# [Problem]
Omit every image, and transcribe the remaining entries exactly as given.
-- START Exercise input --
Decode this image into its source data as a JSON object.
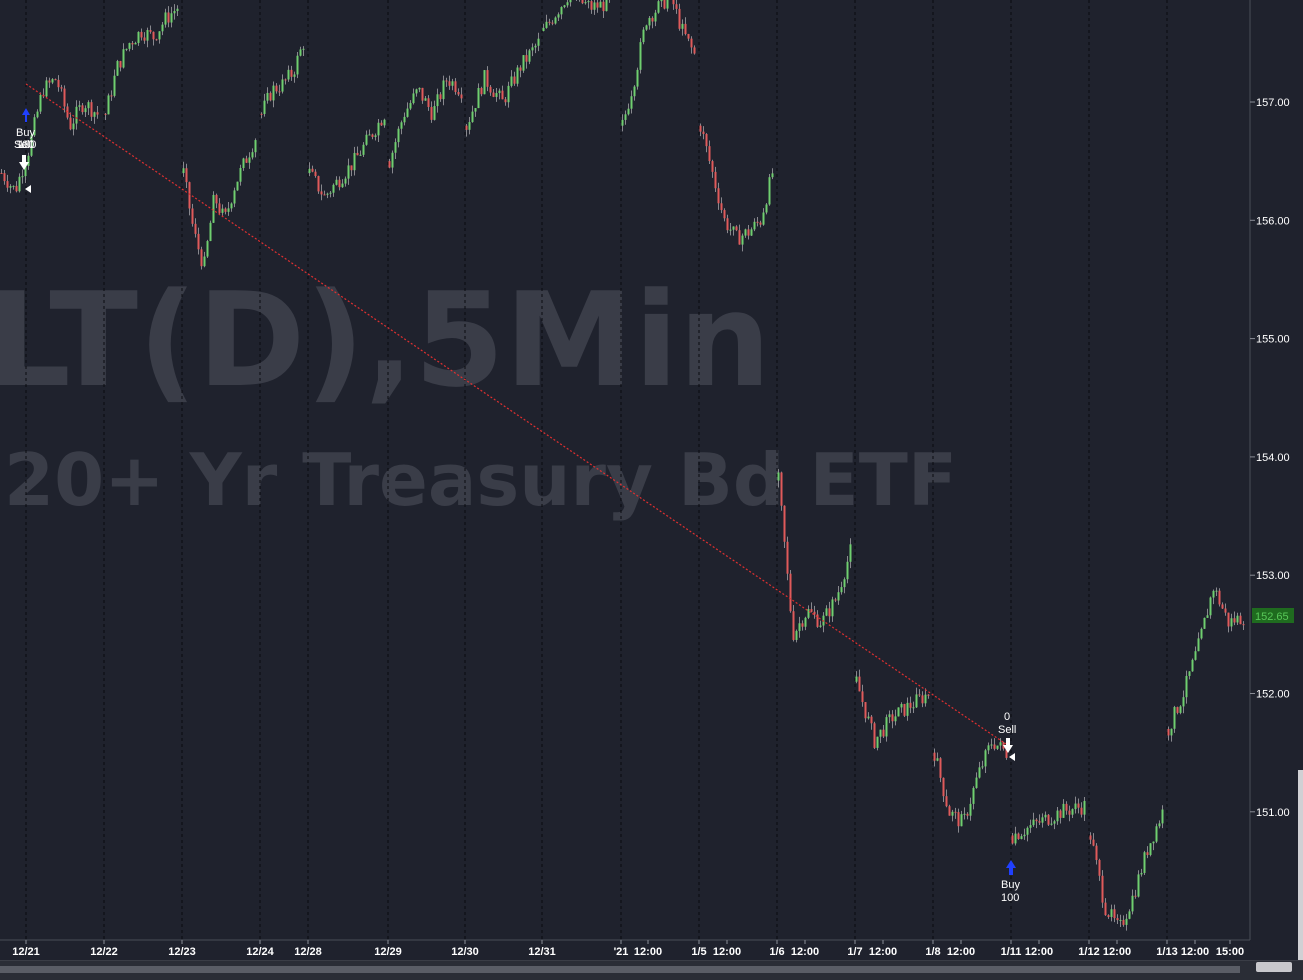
{
  "watermark": {
    "symbol": "LT(D),5Min",
    "name": "20+ Yr Treasury Bd ETF"
  },
  "price_axis": {
    "labels": [
      "157.00",
      "156.00",
      "155.00",
      "154.00",
      "153.00",
      "152.00",
      "151.00"
    ],
    "current_price": "152.65"
  },
  "time_axis": {
    "labels": [
      "12/21",
      "12/22",
      "12/23",
      "12/24",
      "12/28",
      "12/29",
      "12/30",
      "12/31",
      "'21",
      "12:00",
      "1/5",
      "12:00",
      "1/6",
      "12:00",
      "1/7",
      "12:00",
      "1/8",
      "12:00",
      "1/11",
      "12:00",
      "1/12",
      "12:00",
      "1/13",
      "12:00",
      "15:00"
    ]
  },
  "trades": [
    {
      "label": "Buy",
      "qty": "100"
    },
    {
      "label": "Sell",
      "qty": "100"
    },
    {
      "label": "Sell",
      "qty": "0"
    },
    {
      "label": "Buy",
      "qty": "100"
    }
  ],
  "colors": {
    "background": "#1f222d",
    "up": "#6fcf6f",
    "down": "#e05a5a",
    "trendline": "#e03030",
    "current_price_bg": "#1f6b1f"
  },
  "chart_data": {
    "type": "candlestick",
    "title": "",
    "ylim": [
      150.0,
      157.9
    ],
    "segments": [
      {
        "x": "12/21",
        "close_path": [
          156.4,
          156.25,
          156.6,
          157.1,
          157.2,
          156.8,
          157.0,
          156.9
        ]
      },
      {
        "x": "12/22",
        "close_path": [
          156.9,
          157.3,
          157.5,
          157.6,
          157.55,
          157.7,
          157.8
        ]
      },
      {
        "x": "12/23",
        "close_path": [
          156.4,
          155.9,
          155.6,
          156.2,
          156.0,
          156.3,
          156.5,
          156.7
        ]
      },
      {
        "x": "12/24",
        "close_path": [
          156.9,
          157.1,
          157.15,
          157.25,
          157.5
        ]
      },
      {
        "x": "12/28",
        "close_path": [
          156.4,
          156.2,
          156.35,
          156.5,
          156.7,
          156.9
        ]
      },
      {
        "x": "12/29",
        "close_path": [
          156.5,
          156.9,
          157.1,
          156.9,
          157.2,
          157.1
        ]
      },
      {
        "x": "12/30",
        "close_path": [
          156.8,
          157.2,
          157.0,
          157.3,
          157.5
        ]
      },
      {
        "x": "12/31",
        "close_path": [
          157.6,
          157.9,
          157.8,
          157.85
        ]
      },
      {
        "x": "'21",
        "close_path": [
          156.8,
          157.2,
          157.7,
          157.8,
          157.9,
          157.6,
          157.4
        ]
      },
      {
        "x": "1/5",
        "close_path": [
          156.8,
          156.4,
          156.0,
          155.85,
          155.9,
          156.0,
          156.4
        ]
      },
      {
        "x": "1/6",
        "close_path": [
          153.8,
          152.5,
          152.7,
          152.6,
          152.8,
          153.2
        ]
      },
      {
        "x": "1/7",
        "close_path": [
          152.1,
          151.6,
          151.8,
          151.9,
          152.0
        ]
      },
      {
        "x": "1/8",
        "close_path": [
          151.5,
          151.0,
          150.9,
          151.3,
          151.6,
          151.5
        ]
      },
      {
        "x": "1/11",
        "close_path": [
          150.8,
          150.9,
          151.0,
          151.05
        ]
      },
      {
        "x": "1/12",
        "close_path": [
          150.8,
          150.2,
          150.0,
          150.3,
          150.7,
          151.0
        ]
      },
      {
        "x": "1/13",
        "close_path": [
          151.7,
          152.0,
          152.4,
          152.9,
          152.6,
          152.65
        ]
      }
    ],
    "trendline": {
      "from": [
        "12/21",
        157.2
      ],
      "to": [
        "1/11",
        151.6
      ],
      "style": "dotted"
    }
  }
}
-- END Exercise input --
# [Exercise response]
Decode this image into its source data as a JSON object.
{
  "watermark": {
    "symbol": "LT(D),5Min",
    "name": "20+ Yr Treasury Bd ETF"
  },
  "price_axis": {
    "labels": [
      "157.00",
      "156.00",
      "155.00",
      "154.00",
      "153.00",
      "152.00",
      "151.00"
    ],
    "current_price": "152.65"
  },
  "time_axis": {
    "labels": [
      "12/21",
      "12/22",
      "12/23",
      "12/24",
      "12/28",
      "12/29",
      "12/30",
      "12/31",
      "'21",
      "12:00",
      "1/5",
      "12:00",
      "1/6",
      "12:00",
      "1/7",
      "12:00",
      "1/8",
      "12:00",
      "1/11",
      "12:00",
      "1/12",
      "12:00",
      "1/13",
      "12:00",
      "15:00"
    ]
  },
  "trades": [
    {
      "label": "Buy",
      "qty": "100"
    },
    {
      "label": "Sell",
      "qty": "100"
    },
    {
      "label": "Sell",
      "qty": "0"
    },
    {
      "label": "Buy",
      "qty": "100"
    }
  ],
  "colors": {
    "background": "#1f222d",
    "up": "#6fcf6f",
    "down": "#e05a5a",
    "trendline": "#e03030",
    "current_price_bg": "#1f6b1f"
  },
  "chart_data": {
    "type": "candlestick",
    "title": "",
    "ylim": [
      150.0,
      157.9
    ],
    "segments": [
      {
        "x": "12/21",
        "close_path": [
          156.4,
          156.25,
          156.6,
          157.1,
          157.2,
          156.8,
          157.0,
          156.9
        ]
      },
      {
        "x": "12/22",
        "close_path": [
          156.9,
          157.3,
          157.5,
          157.6,
          157.55,
          157.7,
          157.8
        ]
      },
      {
        "x": "12/23",
        "close_path": [
          156.4,
          155.9,
          155.6,
          156.2,
          156.0,
          156.3,
          156.5,
          156.7
        ]
      },
      {
        "x": "12/24",
        "close_path": [
          156.9,
          157.1,
          157.15,
          157.25,
          157.5
        ]
      },
      {
        "x": "12/28",
        "close_path": [
          156.4,
          156.2,
          156.35,
          156.5,
          156.7,
          156.9
        ]
      },
      {
        "x": "12/29",
        "close_path": [
          156.5,
          156.9,
          157.1,
          156.9,
          157.2,
          157.1
        ]
      },
      {
        "x": "12/30",
        "close_path": [
          156.8,
          157.2,
          157.0,
          157.3,
          157.5
        ]
      },
      {
        "x": "12/31",
        "close_path": [
          157.6,
          157.9,
          157.8,
          157.85
        ]
      },
      {
        "x": "'21",
        "close_path": [
          156.8,
          157.2,
          157.7,
          157.8,
          157.9,
          157.6,
          157.4
        ]
      },
      {
        "x": "1/5",
        "close_path": [
          156.8,
          156.4,
          156.0,
          155.85,
          155.9,
          156.0,
          156.4
        ]
      },
      {
        "x": "1/6",
        "close_path": [
          153.8,
          152.5,
          152.7,
          152.6,
          152.8,
          153.2
        ]
      },
      {
        "x": "1/7",
        "close_path": [
          152.1,
          151.6,
          151.8,
          151.9,
          152.0
        ]
      },
      {
        "x": "1/8",
        "close_path": [
          151.5,
          151.0,
          150.9,
          151.3,
          151.6,
          151.5
        ]
      },
      {
        "x": "1/11",
        "close_path": [
          150.8,
          150.9,
          151.0,
          151.05
        ]
      },
      {
        "x": "1/12",
        "close_path": [
          150.8,
          150.2,
          150.0,
          150.3,
          150.7,
          151.0
        ]
      },
      {
        "x": "1/13",
        "close_path": [
          151.7,
          152.0,
          152.4,
          152.9,
          152.6,
          152.65
        ]
      }
    ],
    "trendline": {
      "from": [
        "12/21",
        157.2
      ],
      "to": [
        "1/11",
        151.6
      ],
      "style": "dotted"
    }
  }
}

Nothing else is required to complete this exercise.